Stored dataset items =

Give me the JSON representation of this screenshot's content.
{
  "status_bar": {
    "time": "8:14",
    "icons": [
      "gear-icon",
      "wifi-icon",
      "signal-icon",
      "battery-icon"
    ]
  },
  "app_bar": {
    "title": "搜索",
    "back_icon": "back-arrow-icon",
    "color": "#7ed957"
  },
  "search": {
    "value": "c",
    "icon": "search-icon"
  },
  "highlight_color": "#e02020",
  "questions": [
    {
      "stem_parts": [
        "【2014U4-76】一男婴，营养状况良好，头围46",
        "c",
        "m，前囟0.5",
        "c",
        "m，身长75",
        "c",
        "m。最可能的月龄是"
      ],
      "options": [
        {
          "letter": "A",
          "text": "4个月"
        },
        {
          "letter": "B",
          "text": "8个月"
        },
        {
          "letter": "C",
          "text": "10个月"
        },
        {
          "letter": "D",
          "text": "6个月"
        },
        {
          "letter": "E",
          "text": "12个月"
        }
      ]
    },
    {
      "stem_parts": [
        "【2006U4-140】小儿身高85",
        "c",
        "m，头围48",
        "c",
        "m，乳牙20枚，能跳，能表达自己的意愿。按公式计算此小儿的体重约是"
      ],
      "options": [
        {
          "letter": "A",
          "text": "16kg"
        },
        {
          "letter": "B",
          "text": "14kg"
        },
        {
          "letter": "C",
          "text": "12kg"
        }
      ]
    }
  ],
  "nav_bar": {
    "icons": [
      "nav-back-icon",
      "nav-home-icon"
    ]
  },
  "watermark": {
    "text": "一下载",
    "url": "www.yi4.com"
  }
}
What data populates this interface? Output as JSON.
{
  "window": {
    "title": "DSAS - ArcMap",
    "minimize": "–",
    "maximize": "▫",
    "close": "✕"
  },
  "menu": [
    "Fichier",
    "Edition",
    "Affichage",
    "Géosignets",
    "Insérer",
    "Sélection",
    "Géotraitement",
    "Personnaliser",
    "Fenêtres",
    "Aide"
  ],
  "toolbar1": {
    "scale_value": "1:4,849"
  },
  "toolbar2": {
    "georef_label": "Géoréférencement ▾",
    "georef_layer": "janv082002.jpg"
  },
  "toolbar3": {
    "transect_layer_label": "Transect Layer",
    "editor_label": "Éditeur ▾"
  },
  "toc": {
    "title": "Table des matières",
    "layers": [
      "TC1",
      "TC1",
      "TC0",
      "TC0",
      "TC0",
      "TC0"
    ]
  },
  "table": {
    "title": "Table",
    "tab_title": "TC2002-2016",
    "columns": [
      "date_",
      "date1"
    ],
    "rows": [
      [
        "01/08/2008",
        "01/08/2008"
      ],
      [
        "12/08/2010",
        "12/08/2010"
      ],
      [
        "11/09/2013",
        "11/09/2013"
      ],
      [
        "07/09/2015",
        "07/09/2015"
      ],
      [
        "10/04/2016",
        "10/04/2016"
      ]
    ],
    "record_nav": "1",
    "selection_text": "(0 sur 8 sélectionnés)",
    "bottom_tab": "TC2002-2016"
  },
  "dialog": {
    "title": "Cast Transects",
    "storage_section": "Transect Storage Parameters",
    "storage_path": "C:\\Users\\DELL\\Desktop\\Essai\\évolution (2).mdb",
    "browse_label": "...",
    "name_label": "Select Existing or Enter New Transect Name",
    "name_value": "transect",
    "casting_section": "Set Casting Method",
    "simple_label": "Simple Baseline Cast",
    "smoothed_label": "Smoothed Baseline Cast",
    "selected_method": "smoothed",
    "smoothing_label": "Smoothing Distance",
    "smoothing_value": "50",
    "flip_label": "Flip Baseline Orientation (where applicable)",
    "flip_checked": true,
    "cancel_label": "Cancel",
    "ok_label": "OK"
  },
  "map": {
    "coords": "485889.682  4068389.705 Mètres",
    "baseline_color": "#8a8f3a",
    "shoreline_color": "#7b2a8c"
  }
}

Problem to solve = Exactly reproduce every line of the records.

Answer to the task =
Give me the JSON representation of this screenshot's content.
{
  "status_bar": {
    "time": "8:14",
    "icons": [
      "gear-icon",
      "wifi-icon",
      "signal-icon",
      "battery-icon"
    ]
  },
  "app_bar": {
    "title": "搜索",
    "back_icon": "back-arrow-icon",
    "color": "#7ed957"
  },
  "search": {
    "value": "c",
    "icon": "search-icon"
  },
  "highlight_color": "#e02020",
  "questions": [
    {
      "stem_parts": [
        "【2014U4-76】一男婴，营养状况良好，头围46",
        "c",
        "m，前囟0.5",
        "c",
        "m，身长75",
        "c",
        "m。最可能的月龄是"
      ],
      "options": [
        {
          "letter": "A",
          "text": "4个月"
        },
        {
          "letter": "B",
          "text": "8个月"
        },
        {
          "letter": "C",
          "text": "10个月"
        },
        {
          "letter": "D",
          "text": "6个月"
        },
        {
          "letter": "E",
          "text": "12个月"
        }
      ]
    },
    {
      "stem_parts": [
        "【2006U4-140】小儿身高85",
        "c",
        "m，头围48",
        "c",
        "m，乳牙20枚，能跳，能表达自己的意愿。按公式计算此小儿的体重约是"
      ],
      "options": [
        {
          "letter": "A",
          "text": "16kg"
        },
        {
          "letter": "B",
          "text": "14kg"
        },
        {
          "letter": "C",
          "text": "12kg"
        }
      ]
    }
  ],
  "nav_bar": {
    "icons": [
      "nav-back-icon",
      "nav-home-icon"
    ]
  },
  "watermark": {
    "text": "一下载",
    "url": "www.yi4.com"
  }
}
What data populates this interface? Output as JSON.
{
  "window": {
    "title": "DSAS - ArcMap",
    "minimize": "–",
    "maximize": "▫",
    "close": "✕"
  },
  "menu": [
    "Fichier",
    "Edition",
    "Affichage",
    "Géosignets",
    "Insérer",
    "Sélection",
    "Géotraitement",
    "Personnaliser",
    "Fenêtres",
    "Aide"
  ],
  "toolbar1": {
    "scale_value": "1:4,849"
  },
  "toolbar2": {
    "georef_label": "Géoréférencement ▾",
    "georef_layer": "janv082002.jpg"
  },
  "toolbar3": {
    "transect_layer_label": "Transect Layer",
    "editor_label": "Éditeur ▾"
  },
  "toc": {
    "title": "Table des matières",
    "layers": [
      "TC1",
      "TC1",
      "TC0",
      "TC0",
      "TC0",
      "TC0"
    ]
  },
  "table": {
    "title": "Table",
    "tab_title": "TC2002-2016",
    "columns": [
      "date_",
      "date1"
    ],
    "rows": [
      [
        "01/08/2008",
        "01/08/2008"
      ],
      [
        "12/08/2010",
        "12/08/2010"
      ],
      [
        "11/09/2013",
        "11/09/2013"
      ],
      [
        "07/09/2015",
        "07/09/2015"
      ],
      [
        "10/04/2016",
        "10/04/2016"
      ]
    ],
    "record_nav": "1",
    "selection_text": "(0 sur 8 sélectionnés)",
    "bottom_tab": "TC2002-2016"
  },
  "dialog": {
    "title": "Cast Transects",
    "storage_section": "Transect Storage Parameters",
    "storage_path": "C:\\Users\\DELL\\Desktop\\Essai\\évolution (2).mdb",
    "browse_label": "...",
    "name_label": "Select Existing or Enter New Transect Name",
    "name_value": "transect",
    "casting_section": "Set Casting Method",
    "simple_label": "Simple Baseline Cast",
    "smoothed_label": "Smoothed Baseline Cast",
    "selected_method": "smoothed",
    "smoothing_label": "Smoothing Distance",
    "smoothing_value": "50",
    "flip_label": "Flip Baseline Orientation (where applicable)",
    "flip_checked": true,
    "cancel_label": "Cancel",
    "ok_label": "OK"
  },
  "map": {
    "coords": "485889.682  4068389.705 Mètres",
    "baseline_color": "#8a8f3a",
    "shoreline_color": "#7b2a8c"
  }
}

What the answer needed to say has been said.